§ **Passage shown**
───
How Japan's 'Salaryman' is becoming cool

New research looks at Japan's changing relationship with masculinity and gender stereotypes

Japanese men are becoming cool. The suit-and-tie salaryman remodels himself with beauty treatments and 'cool biz' fashion. Loyal company soldiers are reborn as cool, attentive fathers. Hip-hop dance is as manly as martial arts. Could it even be cool for middle-aged men to idolise teenage girl popstars? 

A new collection of studies from the University of Cambridge is providing fascinating insights into the contemporary lives of Japanese men and looks behind the image of 'Cool Japan'...

Examining the changes in what it means to be a man in Japan over recent decades, the newly-published book Cool Japanese Men: Studying New Masculinities at Cambridge, brings together a cross-section of research projects by current students and recent graduates, including one examining the country’s new-found fascination with  Ikumen: ‘cool’ fathers who take an active and engaged role in child-rearing – rather than accepting the punishing life of the archetypal ‘salaryman’ who single-mindedly sacrifices himself for the company to support his family.
───
§ **Rows**
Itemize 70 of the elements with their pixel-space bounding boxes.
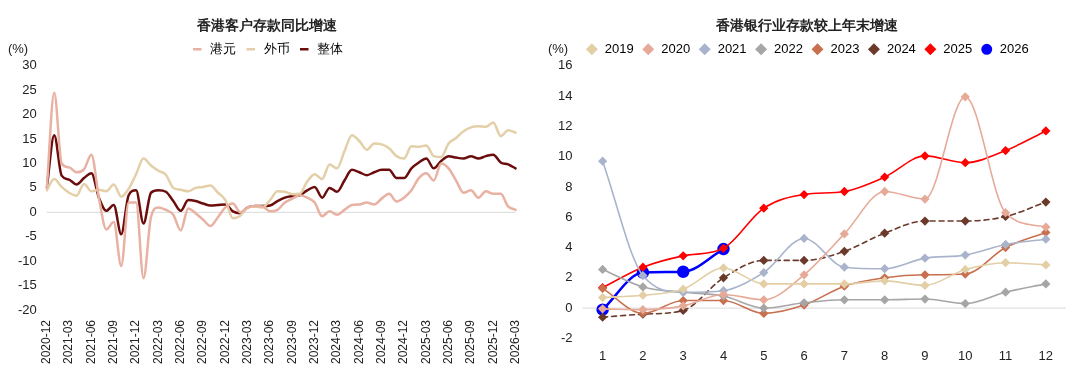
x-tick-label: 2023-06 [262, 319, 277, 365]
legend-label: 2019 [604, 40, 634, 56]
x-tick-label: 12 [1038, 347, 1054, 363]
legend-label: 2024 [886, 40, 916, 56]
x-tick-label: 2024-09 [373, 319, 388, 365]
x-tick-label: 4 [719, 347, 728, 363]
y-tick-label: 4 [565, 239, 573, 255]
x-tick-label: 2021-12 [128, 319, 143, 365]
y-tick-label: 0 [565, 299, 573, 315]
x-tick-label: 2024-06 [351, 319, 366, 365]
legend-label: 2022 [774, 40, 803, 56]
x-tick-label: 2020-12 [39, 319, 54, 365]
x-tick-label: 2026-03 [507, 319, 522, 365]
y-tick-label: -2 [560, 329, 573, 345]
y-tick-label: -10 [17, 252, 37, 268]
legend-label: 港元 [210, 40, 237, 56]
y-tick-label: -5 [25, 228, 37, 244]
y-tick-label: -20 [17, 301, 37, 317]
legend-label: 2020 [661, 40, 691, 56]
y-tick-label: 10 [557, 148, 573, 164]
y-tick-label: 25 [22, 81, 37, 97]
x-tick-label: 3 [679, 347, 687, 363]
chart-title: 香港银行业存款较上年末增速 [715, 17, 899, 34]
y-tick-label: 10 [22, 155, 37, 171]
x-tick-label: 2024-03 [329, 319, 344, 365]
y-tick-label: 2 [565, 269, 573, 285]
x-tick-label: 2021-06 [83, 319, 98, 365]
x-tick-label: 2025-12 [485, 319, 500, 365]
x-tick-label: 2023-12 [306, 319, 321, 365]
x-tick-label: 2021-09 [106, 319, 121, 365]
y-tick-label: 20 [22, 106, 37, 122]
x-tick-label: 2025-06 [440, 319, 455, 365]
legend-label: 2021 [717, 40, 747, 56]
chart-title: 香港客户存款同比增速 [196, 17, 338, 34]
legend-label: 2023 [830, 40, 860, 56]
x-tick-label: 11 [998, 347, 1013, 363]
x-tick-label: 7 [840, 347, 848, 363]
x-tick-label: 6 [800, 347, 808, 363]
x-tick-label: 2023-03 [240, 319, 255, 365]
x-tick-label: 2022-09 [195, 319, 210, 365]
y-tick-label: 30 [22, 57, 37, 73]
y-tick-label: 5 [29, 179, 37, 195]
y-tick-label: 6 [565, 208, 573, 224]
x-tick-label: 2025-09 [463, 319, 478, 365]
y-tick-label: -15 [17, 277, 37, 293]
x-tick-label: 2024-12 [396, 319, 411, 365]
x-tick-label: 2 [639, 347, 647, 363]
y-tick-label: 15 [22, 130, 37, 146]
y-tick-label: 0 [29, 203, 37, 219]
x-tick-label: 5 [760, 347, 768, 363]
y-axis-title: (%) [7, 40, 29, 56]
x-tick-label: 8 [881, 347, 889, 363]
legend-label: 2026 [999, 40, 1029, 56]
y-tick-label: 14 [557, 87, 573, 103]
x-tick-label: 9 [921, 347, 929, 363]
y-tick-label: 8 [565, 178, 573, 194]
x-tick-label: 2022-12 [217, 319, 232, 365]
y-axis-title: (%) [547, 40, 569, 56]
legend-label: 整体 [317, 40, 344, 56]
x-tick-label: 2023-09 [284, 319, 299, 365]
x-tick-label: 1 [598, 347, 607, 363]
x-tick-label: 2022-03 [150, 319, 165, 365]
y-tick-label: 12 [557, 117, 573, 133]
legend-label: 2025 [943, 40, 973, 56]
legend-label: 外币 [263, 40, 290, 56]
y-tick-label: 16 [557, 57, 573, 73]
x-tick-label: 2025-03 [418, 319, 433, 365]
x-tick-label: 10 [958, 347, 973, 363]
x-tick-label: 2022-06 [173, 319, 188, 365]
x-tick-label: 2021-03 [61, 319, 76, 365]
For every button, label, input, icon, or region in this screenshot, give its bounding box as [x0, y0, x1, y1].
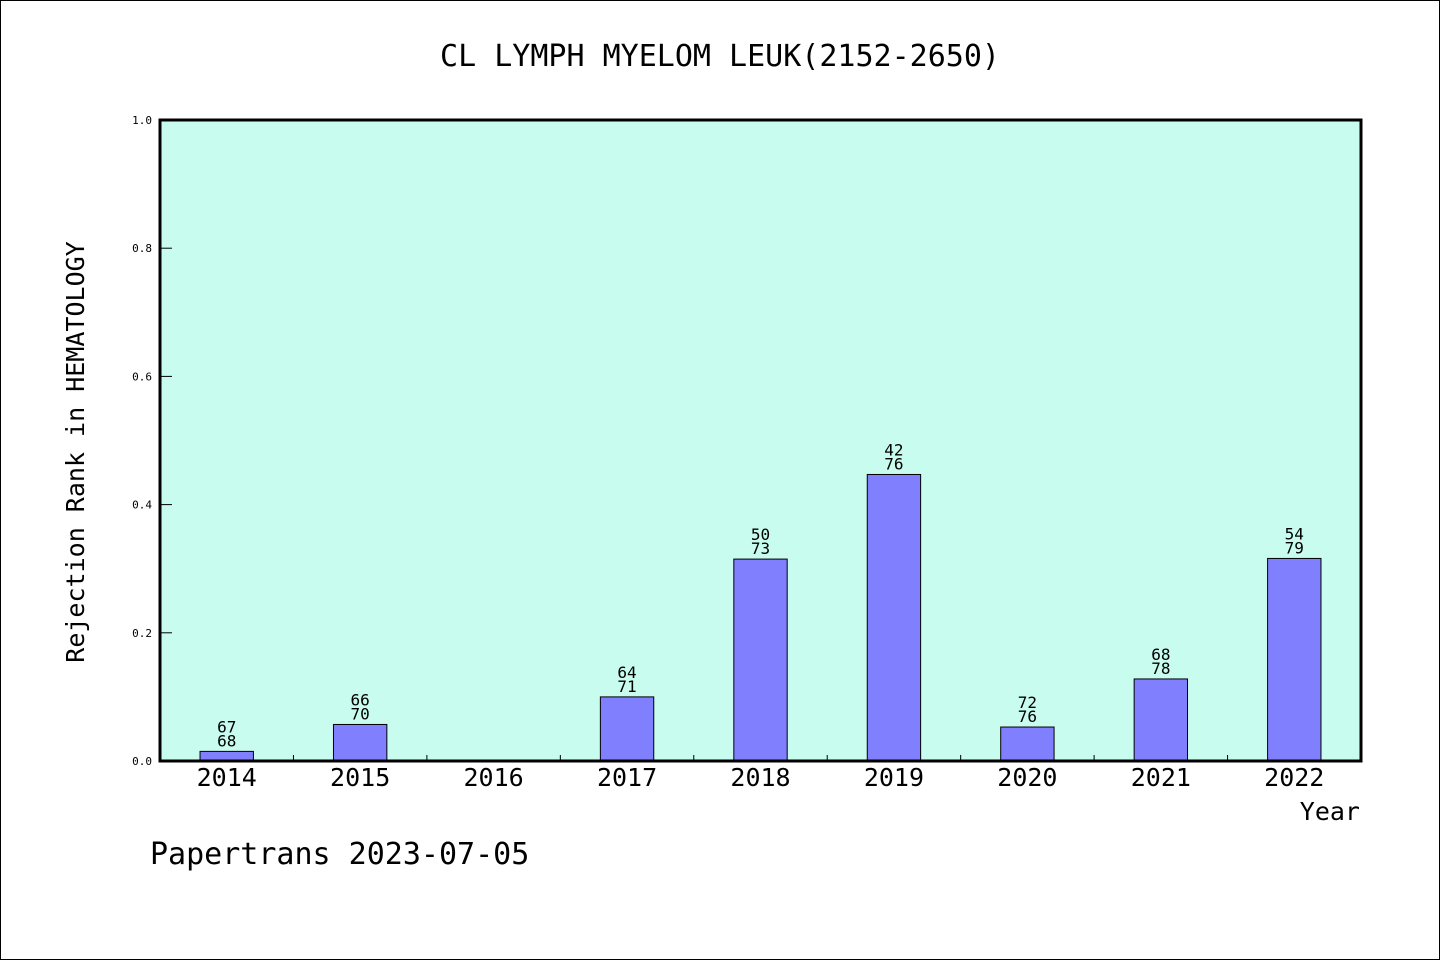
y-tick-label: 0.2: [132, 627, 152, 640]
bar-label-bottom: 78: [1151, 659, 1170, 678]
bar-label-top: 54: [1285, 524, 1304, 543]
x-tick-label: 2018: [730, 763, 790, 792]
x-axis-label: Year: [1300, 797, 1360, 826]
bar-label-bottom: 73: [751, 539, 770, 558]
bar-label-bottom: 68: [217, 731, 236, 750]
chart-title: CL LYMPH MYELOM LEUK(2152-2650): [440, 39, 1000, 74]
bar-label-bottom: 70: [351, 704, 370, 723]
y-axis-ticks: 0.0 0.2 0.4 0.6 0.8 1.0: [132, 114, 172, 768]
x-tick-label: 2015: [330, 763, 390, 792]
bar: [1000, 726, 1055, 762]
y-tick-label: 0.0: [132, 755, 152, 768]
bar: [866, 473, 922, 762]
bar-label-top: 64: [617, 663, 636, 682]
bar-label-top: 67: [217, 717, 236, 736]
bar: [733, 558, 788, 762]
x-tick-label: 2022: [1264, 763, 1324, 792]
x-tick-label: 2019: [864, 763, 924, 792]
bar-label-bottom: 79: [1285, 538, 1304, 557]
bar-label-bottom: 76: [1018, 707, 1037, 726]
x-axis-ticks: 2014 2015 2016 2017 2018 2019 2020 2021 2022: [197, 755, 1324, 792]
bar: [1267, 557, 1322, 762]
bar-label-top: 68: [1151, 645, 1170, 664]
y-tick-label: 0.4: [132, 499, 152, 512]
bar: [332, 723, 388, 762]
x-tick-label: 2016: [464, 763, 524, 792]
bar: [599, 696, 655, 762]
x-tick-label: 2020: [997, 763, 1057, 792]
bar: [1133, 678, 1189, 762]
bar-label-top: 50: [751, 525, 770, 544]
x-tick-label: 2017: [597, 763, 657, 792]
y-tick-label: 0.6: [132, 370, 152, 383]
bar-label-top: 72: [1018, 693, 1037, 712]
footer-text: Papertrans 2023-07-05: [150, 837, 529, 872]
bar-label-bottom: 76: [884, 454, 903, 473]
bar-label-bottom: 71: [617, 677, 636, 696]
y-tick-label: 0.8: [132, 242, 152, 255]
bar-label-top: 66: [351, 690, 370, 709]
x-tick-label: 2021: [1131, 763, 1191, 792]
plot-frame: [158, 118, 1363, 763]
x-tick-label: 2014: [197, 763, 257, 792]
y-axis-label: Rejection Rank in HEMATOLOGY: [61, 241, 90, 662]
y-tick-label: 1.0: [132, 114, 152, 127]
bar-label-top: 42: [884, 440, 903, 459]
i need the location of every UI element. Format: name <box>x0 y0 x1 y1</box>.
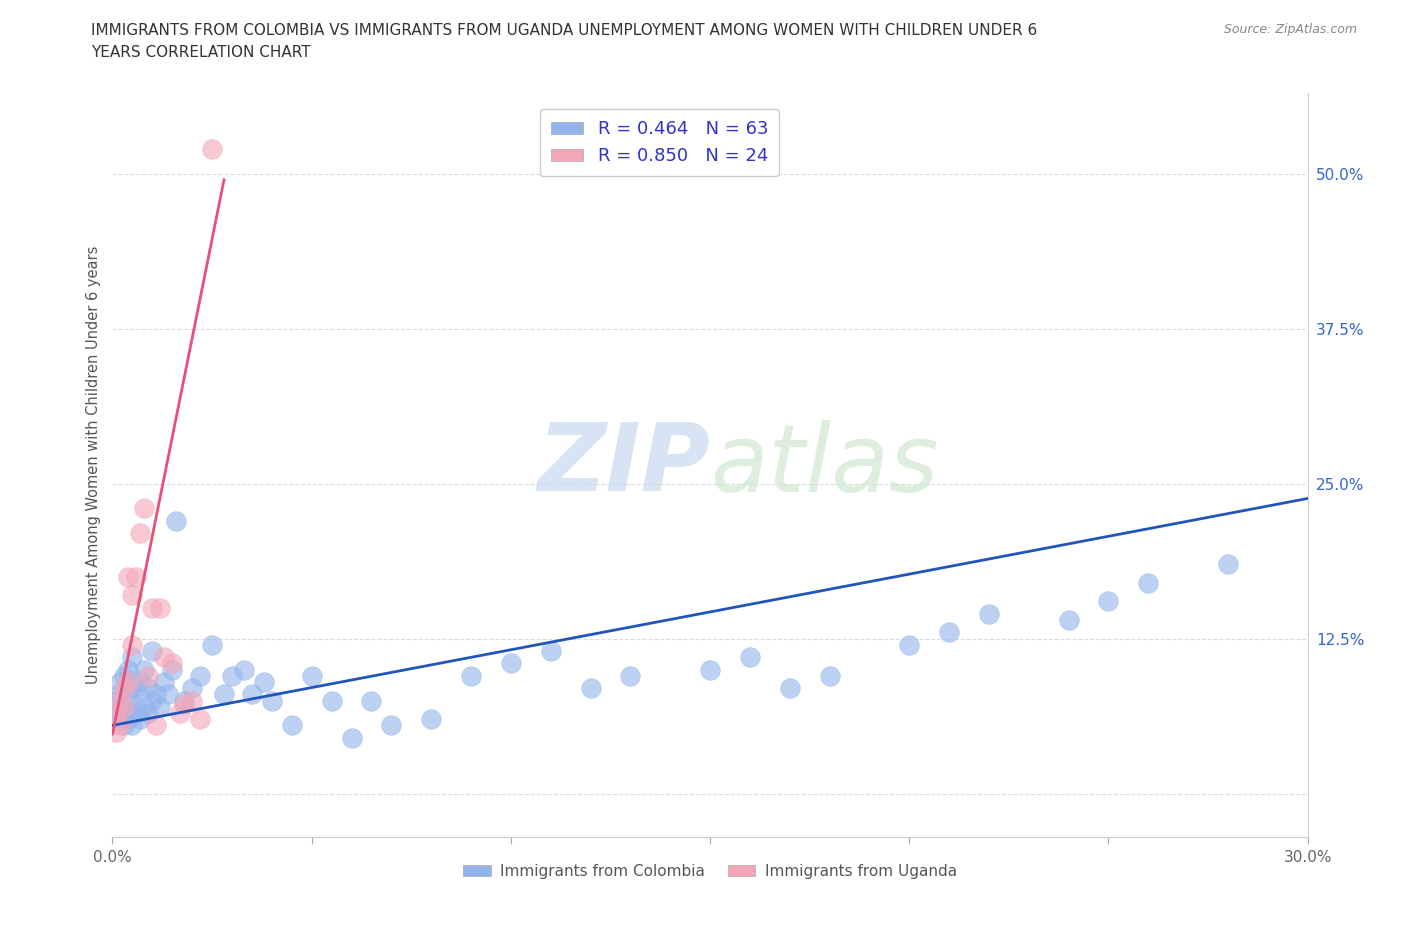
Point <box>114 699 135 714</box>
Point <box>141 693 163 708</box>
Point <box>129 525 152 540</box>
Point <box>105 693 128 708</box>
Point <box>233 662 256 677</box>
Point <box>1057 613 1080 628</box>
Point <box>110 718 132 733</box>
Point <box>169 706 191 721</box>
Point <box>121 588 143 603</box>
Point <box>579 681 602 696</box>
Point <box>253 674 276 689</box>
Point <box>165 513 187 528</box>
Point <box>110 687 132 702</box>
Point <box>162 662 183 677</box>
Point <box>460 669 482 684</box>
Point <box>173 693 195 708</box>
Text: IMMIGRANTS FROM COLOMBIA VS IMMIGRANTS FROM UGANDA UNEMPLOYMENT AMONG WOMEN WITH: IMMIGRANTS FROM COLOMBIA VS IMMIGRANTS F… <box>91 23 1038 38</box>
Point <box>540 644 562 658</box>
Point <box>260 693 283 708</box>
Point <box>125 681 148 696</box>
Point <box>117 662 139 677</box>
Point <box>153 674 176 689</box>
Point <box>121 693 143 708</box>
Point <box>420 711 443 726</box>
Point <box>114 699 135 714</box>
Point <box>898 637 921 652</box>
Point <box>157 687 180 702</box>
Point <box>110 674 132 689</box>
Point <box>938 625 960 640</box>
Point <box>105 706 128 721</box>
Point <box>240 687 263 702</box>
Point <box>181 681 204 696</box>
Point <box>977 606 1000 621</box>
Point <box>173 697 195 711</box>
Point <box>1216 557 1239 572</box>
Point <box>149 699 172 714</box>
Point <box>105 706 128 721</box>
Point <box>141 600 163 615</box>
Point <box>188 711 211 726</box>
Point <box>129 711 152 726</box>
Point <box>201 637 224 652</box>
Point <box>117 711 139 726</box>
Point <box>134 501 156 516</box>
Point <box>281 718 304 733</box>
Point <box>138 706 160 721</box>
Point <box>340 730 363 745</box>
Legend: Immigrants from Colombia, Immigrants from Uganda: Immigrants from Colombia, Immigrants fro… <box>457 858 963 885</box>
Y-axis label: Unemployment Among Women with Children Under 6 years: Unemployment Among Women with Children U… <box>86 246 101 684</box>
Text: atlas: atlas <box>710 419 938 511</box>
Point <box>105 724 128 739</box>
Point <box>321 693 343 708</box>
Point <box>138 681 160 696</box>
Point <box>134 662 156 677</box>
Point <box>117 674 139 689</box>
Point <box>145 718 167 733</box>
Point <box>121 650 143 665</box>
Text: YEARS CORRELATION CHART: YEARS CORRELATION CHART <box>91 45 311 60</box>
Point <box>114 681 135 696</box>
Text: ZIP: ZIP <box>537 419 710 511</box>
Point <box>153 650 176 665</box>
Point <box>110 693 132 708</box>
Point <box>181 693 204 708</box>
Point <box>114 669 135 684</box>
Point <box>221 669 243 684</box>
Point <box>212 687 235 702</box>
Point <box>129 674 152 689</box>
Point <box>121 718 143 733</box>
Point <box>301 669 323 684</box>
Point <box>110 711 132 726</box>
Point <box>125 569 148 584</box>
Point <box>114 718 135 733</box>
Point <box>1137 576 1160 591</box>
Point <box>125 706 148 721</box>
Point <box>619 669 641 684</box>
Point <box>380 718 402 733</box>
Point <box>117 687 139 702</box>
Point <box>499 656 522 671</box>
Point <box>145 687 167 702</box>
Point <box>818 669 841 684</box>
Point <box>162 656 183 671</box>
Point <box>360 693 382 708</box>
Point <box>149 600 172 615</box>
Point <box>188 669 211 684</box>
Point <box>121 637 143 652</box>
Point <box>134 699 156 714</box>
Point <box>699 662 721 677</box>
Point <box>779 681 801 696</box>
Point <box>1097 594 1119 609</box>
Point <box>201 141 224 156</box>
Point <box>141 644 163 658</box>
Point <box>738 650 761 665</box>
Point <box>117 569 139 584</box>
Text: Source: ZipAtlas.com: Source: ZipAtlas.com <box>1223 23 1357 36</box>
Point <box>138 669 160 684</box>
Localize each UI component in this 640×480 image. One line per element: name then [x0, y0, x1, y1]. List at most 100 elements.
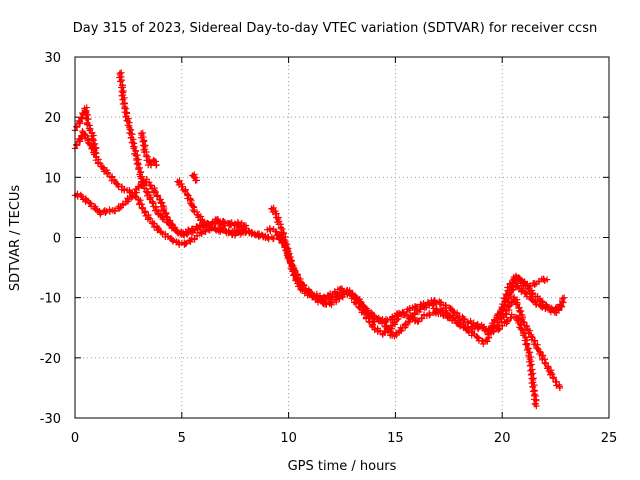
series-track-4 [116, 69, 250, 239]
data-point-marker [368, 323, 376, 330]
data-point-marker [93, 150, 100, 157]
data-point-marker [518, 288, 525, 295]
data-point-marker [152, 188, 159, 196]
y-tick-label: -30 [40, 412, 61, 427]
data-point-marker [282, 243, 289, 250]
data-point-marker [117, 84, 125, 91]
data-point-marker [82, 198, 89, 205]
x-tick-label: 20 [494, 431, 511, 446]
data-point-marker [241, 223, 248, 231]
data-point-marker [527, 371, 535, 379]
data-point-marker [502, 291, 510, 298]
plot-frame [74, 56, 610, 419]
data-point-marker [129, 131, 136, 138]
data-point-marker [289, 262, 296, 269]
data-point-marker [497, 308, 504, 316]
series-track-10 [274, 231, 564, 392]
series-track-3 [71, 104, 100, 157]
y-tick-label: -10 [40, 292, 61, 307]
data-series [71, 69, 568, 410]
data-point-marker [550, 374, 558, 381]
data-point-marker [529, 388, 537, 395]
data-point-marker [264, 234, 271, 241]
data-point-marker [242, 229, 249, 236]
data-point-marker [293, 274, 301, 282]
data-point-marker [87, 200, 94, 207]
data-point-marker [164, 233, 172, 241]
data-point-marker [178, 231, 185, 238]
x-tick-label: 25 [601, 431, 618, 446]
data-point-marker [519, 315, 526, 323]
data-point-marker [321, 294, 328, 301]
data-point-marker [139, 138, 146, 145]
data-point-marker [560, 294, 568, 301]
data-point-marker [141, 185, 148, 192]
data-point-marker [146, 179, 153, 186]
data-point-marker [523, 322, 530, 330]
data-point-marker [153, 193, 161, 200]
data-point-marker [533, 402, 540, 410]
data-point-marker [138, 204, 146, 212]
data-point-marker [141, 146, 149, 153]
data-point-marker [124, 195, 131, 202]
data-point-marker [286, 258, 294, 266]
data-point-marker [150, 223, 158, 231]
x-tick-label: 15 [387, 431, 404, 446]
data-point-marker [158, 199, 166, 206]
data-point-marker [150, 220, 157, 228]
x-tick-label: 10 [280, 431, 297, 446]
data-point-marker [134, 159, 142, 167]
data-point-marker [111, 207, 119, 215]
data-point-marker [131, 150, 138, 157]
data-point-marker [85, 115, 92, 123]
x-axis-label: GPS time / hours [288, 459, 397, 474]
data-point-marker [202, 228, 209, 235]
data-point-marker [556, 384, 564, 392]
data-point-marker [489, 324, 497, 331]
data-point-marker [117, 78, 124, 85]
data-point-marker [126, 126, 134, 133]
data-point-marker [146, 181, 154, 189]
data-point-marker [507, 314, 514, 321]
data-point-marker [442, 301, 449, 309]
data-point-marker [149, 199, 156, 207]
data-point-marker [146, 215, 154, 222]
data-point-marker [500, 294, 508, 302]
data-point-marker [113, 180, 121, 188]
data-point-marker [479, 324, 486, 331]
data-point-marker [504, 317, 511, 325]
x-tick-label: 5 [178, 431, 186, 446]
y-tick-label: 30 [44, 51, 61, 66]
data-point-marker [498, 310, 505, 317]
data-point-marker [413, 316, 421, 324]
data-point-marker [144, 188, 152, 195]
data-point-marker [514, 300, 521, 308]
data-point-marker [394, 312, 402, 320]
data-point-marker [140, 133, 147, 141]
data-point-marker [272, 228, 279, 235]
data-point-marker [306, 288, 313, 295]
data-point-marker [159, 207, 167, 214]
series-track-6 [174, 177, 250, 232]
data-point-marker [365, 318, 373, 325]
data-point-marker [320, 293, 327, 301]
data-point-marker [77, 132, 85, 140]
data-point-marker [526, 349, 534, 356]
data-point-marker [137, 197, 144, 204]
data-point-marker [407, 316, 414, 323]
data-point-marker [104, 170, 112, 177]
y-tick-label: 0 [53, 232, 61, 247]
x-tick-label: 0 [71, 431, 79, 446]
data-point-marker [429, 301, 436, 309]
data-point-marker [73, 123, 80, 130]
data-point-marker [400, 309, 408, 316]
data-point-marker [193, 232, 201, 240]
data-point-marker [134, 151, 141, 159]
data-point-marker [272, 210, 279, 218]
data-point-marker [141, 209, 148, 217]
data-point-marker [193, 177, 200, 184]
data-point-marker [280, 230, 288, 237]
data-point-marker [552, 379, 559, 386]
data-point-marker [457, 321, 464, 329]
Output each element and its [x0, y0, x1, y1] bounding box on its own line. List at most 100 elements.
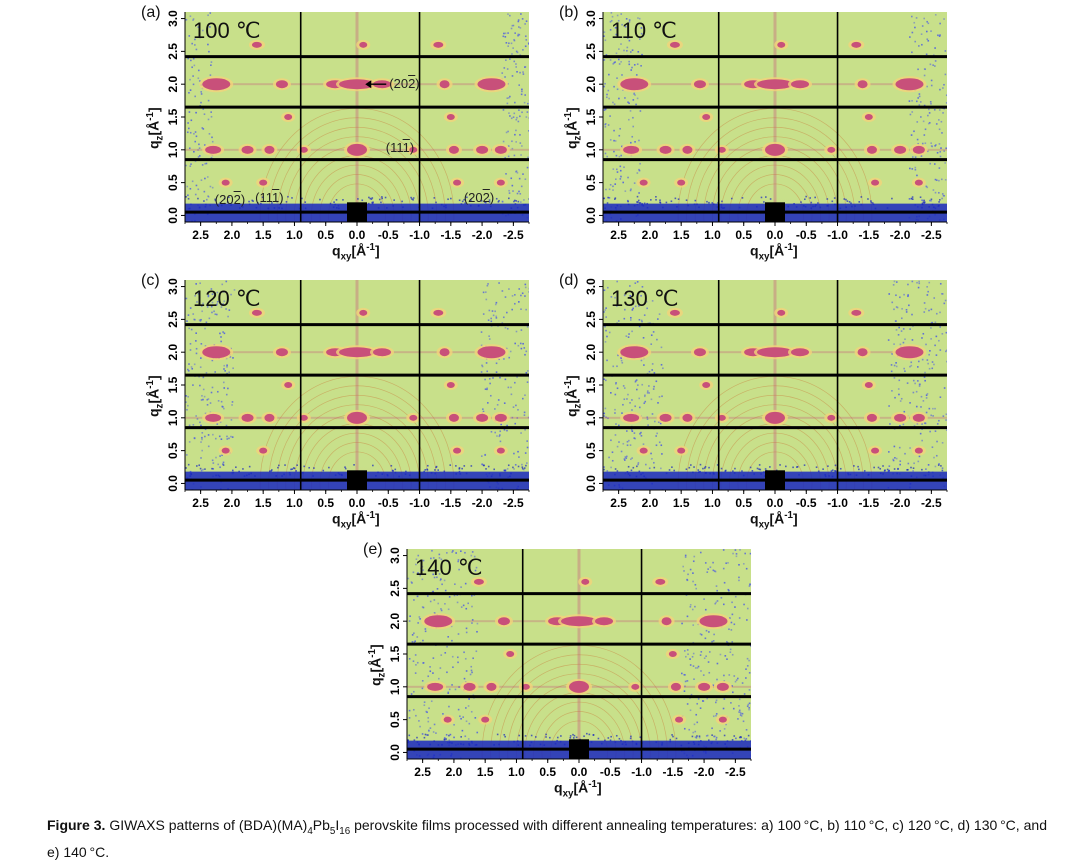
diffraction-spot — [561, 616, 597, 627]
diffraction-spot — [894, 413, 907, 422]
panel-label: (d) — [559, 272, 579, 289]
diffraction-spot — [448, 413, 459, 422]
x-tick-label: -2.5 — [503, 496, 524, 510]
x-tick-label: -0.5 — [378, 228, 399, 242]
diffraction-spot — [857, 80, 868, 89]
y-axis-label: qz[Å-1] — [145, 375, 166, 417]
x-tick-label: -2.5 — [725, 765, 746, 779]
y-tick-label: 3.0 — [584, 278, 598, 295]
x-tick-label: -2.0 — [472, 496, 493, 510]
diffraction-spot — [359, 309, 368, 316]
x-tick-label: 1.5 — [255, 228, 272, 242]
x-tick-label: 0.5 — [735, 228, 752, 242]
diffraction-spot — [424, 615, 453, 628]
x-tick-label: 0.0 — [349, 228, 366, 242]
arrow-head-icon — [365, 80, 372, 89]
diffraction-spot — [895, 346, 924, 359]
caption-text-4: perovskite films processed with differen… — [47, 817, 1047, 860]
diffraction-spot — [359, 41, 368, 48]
───
§ **Stated task**
Translate this sentence from the article on Japanese masculinity into Spanish: "Hip-hop dance is as manly as martial arts." The entries above are separate material and have no connection to the article on Japanese masculinity.

§ **The completed task**
El baile de hip-hop es tan varonil como las artes marciales.